--- start of Dataset rows ---
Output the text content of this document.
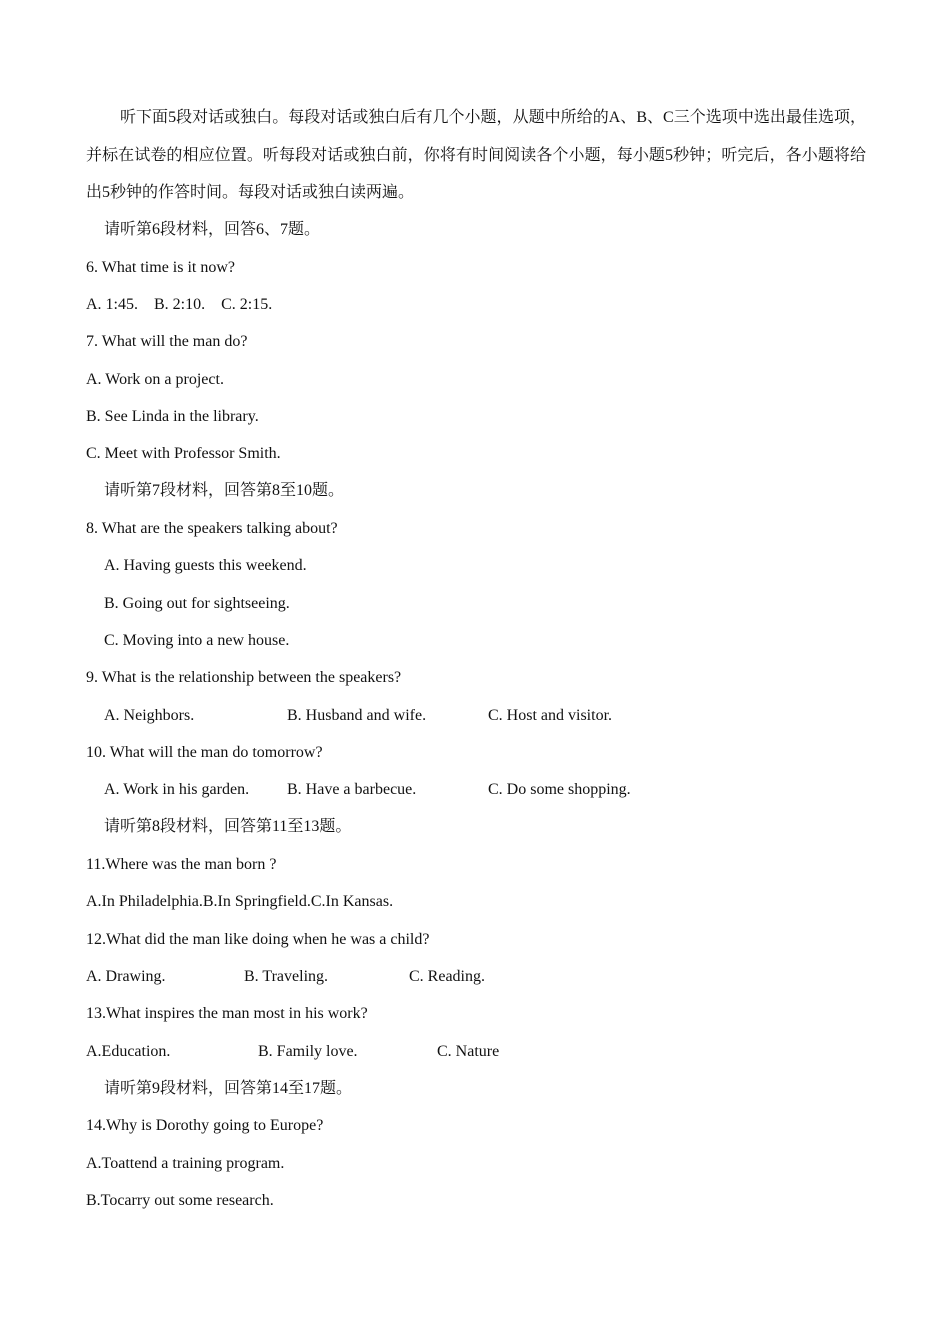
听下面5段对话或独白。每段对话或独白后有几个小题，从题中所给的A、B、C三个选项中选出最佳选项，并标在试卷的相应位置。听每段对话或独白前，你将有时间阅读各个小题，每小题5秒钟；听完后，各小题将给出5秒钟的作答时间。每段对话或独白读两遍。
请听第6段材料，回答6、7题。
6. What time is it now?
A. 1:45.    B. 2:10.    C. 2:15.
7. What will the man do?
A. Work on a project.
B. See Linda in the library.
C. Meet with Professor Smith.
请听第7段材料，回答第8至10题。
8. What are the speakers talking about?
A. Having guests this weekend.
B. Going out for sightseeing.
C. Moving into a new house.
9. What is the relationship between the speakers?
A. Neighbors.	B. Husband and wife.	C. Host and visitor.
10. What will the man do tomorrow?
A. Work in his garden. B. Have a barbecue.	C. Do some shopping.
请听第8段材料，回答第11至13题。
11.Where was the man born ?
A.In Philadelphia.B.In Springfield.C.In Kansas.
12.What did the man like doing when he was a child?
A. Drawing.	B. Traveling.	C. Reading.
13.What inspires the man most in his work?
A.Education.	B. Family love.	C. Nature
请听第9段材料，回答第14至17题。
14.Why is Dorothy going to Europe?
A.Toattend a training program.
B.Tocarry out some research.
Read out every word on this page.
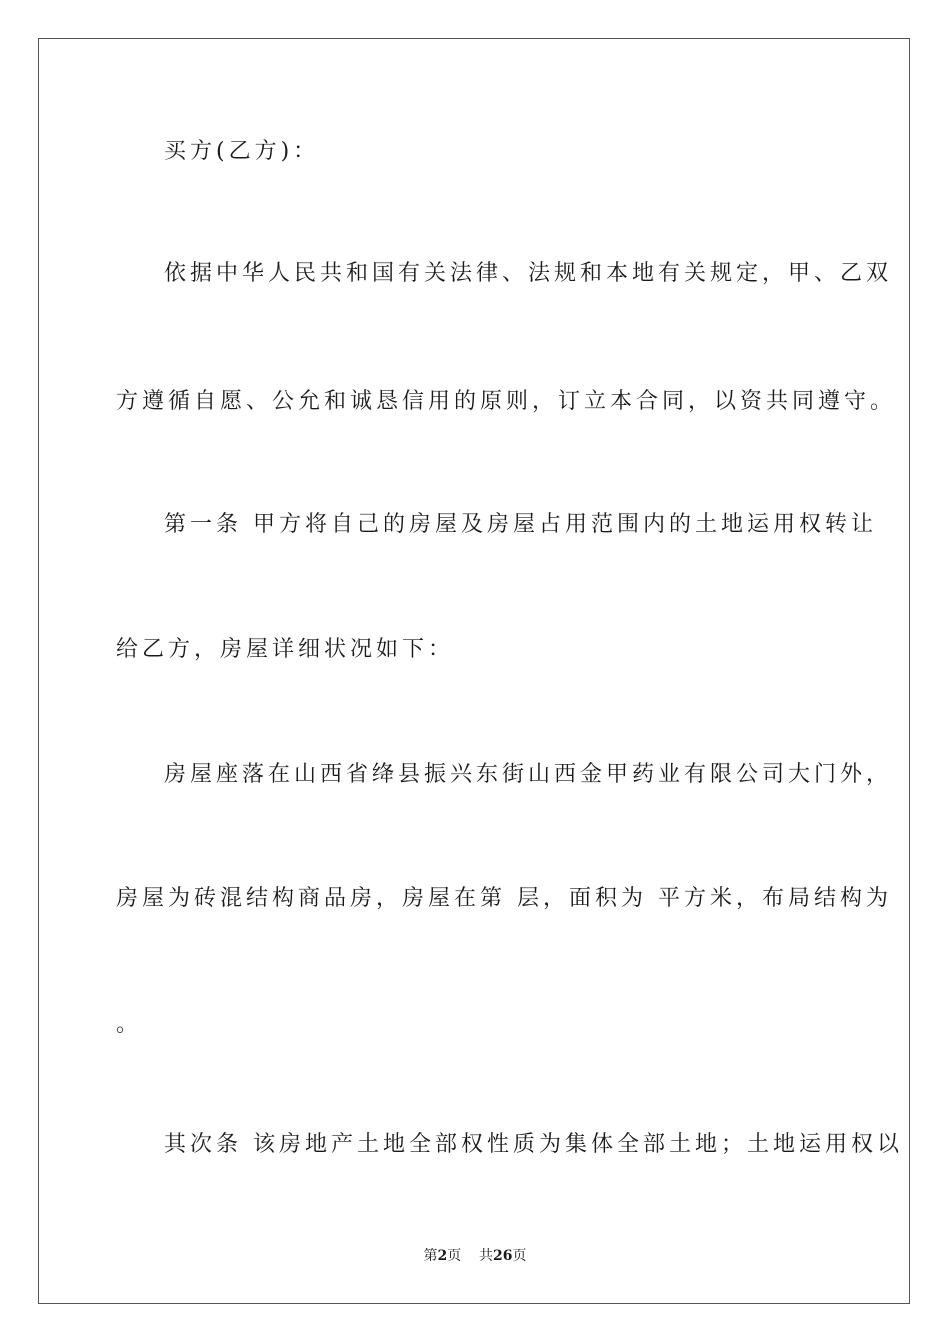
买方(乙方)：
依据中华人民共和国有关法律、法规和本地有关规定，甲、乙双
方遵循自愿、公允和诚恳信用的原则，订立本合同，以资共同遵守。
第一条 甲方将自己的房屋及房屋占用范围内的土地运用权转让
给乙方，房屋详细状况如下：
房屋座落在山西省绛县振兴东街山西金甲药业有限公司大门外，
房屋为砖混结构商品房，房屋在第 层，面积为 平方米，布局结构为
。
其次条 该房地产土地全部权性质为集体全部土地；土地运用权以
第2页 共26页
--- end of Dataset rows ---
Pick out all the lines with the word "this" in them and copy them.

## Result below
Output the text content of this document.
A. Having guests this weekend.
Read out every word on this page.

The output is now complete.